## SOURCE DOCUMENT
= = =

2018-03-11 Thread Christoph Hormann
On Sunday 11 March 2018, Matthijs Melissen wrote:
>
> Just something I'd like to clarify: many of you seem to assume this
> introduces a new tagging paradigm. The opposite is true: the proposal
> uses a tagging scheme that is already used in about 90 percent of the
> countries, and the retagging request only concerns the exceptions.
> You might or might not agree with this tagging scheme, but it is the
> way things are currently done in most countries.

As several people have pointed out admin_level tagging on boundary ways 
is essentially a relict from past times were boundary relations were 
not yet established.

OSM-Carto continued rendering boundaries both from relations *and* ways 
until November 2015 
(https://github.com/gravitystorm/openstreetmap-carto/pull/1938 and 
https://github.com/gravitystorm/openstreetmap-carto/pull/1989).  Since 
then it uses relations only (except for the closed way case - see 
https://github.com/gravitystorm/openstreetmap-carto/issues/2663).

= = =

## GIVEN INFORMATION
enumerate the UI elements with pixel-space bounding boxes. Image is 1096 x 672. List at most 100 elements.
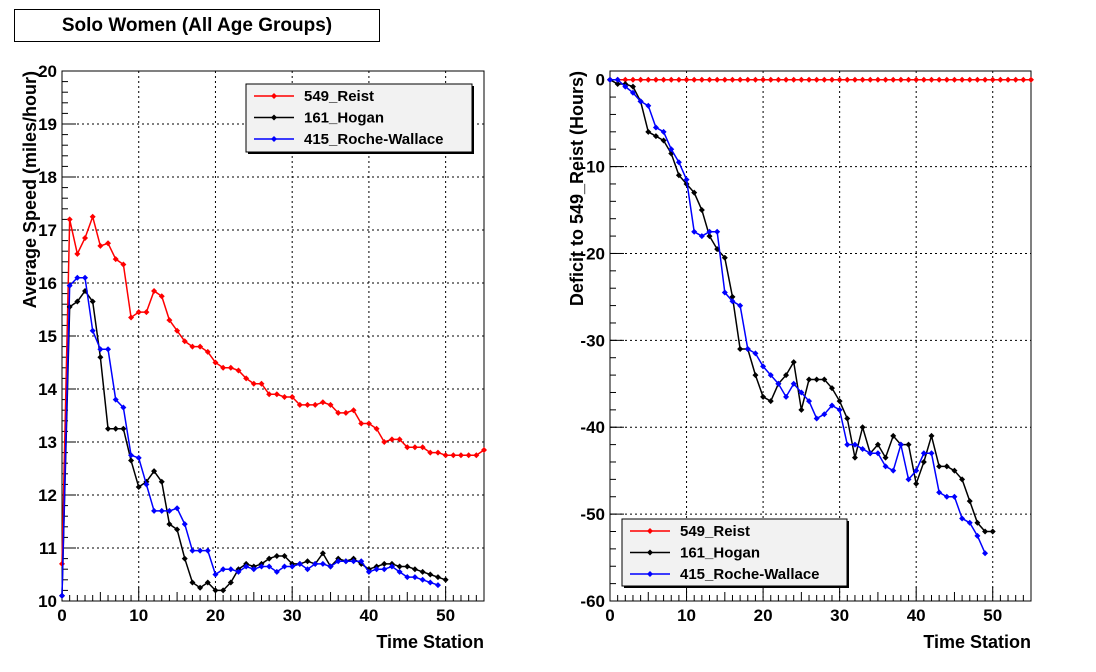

= = =

## TASK INSTRUCTIONS
Reproduce the whole mailing-list post on admin_level tagging of boundaries, word for word.

## SOLUTION TO THIS EXERCISE
2018-03-11 Thread Christoph Hormann
On Sunday 11 March 2018, Matthijs Melissen wrote:
>
> Just something I'd like to clarify: many of you seem to assume this
> introduces a new tagging paradigm. The opposite is true: the proposal
> uses a tagging scheme that is already used in about 90 percent of the
> countries, and the retagging request only concerns the exceptions.
> You might or might not agree with this tagging scheme, but it is the
> way things are currently done in most countries.

As several people have pointed out admin_level tagging on boundary ways 
is essentially a relict from past times were boundary relations were 
not yet established.

OSM-Carto continued rendering boundaries both from relations *and* ways 
until November 2015 
(https://github.com/gravitystorm/openstreetmap-carto/pull/1938 and 
https://github.com/gravitystorm/openstreetmap-carto/pull/1989).  Since 
then it uses relations only (except for the closed way case - see 
https://github.com/gravitystorm/openstreetmap-carto/issues/2663).